>> BEGIN
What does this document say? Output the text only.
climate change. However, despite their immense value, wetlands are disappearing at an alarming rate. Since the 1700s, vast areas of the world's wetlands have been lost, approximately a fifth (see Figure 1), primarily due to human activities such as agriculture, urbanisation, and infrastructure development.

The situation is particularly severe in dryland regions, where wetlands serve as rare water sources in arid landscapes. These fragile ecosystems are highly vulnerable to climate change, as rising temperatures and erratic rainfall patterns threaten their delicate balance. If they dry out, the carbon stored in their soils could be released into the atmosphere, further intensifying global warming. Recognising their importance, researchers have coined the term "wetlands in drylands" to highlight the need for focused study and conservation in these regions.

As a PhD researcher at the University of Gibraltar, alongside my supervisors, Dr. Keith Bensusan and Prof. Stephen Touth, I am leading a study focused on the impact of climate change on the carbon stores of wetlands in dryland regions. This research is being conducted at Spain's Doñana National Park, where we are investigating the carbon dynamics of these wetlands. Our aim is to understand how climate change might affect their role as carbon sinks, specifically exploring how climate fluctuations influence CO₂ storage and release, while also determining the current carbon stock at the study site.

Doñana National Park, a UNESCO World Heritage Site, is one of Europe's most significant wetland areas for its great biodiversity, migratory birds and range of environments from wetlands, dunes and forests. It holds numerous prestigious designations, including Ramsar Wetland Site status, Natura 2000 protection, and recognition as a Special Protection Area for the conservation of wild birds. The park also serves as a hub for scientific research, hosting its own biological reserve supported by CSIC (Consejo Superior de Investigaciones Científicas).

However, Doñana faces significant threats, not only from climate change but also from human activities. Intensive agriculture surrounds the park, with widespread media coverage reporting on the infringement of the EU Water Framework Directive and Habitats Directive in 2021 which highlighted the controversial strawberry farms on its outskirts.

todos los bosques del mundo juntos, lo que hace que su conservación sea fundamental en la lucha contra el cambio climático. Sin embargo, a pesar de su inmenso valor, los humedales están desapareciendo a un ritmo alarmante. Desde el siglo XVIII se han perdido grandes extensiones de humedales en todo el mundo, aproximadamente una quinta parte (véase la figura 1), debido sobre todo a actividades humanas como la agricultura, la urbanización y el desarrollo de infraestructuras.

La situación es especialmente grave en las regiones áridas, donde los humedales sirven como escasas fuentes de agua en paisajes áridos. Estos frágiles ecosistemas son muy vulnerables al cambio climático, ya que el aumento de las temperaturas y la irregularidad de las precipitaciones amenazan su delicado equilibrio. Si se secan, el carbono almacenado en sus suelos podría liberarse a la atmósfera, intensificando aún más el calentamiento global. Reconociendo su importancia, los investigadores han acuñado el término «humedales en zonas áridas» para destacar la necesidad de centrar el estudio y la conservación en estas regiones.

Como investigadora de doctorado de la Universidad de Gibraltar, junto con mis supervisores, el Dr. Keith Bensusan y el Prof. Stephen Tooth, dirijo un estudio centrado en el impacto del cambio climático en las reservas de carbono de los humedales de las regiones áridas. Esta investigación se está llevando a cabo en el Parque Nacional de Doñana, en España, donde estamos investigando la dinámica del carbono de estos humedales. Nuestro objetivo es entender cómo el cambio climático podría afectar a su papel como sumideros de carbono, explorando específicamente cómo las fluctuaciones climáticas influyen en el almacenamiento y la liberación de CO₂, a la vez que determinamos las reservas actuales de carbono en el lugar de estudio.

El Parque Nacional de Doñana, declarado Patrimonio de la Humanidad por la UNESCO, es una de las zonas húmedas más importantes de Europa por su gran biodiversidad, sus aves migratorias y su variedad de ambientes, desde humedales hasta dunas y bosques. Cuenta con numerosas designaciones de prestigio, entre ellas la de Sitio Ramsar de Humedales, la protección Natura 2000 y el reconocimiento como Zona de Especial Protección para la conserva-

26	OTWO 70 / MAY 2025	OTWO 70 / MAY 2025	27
>> END
### WHAT THE TASK REQUIRES
Return every line containing "agriculture".

### OUTPUT BELOW
climate change. However, despite their immense value, wetlands are disappearing at an alarming rate. Since the 1700s, vast areas of the world's wetlands have been lost, approximately a fifth (see Figure 1), primarily due to human activities such as agriculture, urbanisation, and infrastructure development.
However, Doñana faces significant threats, not only from climate change but also from human activities. Intensive agriculture surrounds the park, with widespread media coverage reporting on the infringement of the EU Water Framework Directive and Habitats Directive in 2021 which highlighted the controversial strawberry farms on its outskirts.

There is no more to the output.